### Work required
State how many lines of the data contain the word "service", and write nothing besides the number.

-- Start --

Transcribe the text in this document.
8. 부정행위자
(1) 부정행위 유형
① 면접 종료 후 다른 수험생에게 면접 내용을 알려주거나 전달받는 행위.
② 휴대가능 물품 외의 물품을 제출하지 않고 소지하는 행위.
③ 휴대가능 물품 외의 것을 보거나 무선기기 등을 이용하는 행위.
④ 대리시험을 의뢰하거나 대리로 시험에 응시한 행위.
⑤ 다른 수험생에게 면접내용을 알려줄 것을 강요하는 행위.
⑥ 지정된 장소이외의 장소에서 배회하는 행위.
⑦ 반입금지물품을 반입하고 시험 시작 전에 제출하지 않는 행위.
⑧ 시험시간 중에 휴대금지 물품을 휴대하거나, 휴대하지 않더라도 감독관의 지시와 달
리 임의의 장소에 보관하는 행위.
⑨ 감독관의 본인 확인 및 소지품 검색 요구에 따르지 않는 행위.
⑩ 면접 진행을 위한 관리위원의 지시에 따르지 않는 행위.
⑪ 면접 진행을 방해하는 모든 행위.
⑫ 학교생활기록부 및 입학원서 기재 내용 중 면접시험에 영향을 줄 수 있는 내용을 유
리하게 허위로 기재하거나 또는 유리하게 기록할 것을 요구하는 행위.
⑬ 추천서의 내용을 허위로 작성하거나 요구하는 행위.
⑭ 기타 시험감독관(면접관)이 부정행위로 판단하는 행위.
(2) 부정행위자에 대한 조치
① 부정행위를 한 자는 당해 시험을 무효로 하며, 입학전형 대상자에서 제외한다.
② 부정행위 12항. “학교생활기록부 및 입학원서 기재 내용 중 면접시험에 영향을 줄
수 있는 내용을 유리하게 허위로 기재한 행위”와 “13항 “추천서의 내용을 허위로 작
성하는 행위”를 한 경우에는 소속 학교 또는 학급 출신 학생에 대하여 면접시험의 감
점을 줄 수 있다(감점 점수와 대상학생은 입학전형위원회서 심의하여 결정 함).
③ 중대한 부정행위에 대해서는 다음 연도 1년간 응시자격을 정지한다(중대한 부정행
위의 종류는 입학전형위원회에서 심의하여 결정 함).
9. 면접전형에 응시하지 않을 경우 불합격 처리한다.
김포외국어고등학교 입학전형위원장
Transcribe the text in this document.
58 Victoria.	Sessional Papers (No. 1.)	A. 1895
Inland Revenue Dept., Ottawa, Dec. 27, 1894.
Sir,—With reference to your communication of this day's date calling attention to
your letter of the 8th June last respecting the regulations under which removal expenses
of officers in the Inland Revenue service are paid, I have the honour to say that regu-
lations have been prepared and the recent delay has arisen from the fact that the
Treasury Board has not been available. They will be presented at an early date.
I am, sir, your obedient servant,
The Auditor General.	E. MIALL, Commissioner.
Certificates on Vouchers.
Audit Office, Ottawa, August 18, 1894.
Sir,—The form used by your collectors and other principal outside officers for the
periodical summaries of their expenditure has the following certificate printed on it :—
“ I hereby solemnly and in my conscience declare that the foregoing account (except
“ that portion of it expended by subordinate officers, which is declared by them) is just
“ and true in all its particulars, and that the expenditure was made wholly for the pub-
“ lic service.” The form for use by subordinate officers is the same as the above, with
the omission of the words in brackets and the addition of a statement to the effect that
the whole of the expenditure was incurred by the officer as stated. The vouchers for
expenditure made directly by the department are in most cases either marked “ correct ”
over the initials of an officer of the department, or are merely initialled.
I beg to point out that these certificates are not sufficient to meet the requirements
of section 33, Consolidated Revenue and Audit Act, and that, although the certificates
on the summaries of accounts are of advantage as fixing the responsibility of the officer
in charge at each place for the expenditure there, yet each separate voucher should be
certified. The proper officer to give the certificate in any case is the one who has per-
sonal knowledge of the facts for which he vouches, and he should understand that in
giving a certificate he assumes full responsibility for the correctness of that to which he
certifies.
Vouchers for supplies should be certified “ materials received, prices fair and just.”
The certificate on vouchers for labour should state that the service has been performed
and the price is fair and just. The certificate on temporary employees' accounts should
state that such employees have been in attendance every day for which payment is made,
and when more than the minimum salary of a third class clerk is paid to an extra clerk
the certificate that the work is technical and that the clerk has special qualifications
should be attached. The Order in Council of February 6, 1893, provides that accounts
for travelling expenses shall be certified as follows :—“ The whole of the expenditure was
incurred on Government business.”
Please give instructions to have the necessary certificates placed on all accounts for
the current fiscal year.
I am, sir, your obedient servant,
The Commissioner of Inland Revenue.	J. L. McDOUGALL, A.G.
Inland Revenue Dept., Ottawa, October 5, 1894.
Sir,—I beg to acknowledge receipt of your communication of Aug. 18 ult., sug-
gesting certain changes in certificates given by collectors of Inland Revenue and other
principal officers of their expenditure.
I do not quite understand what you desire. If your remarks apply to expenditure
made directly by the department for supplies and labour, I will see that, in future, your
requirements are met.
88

-- End --

### Exercise result
3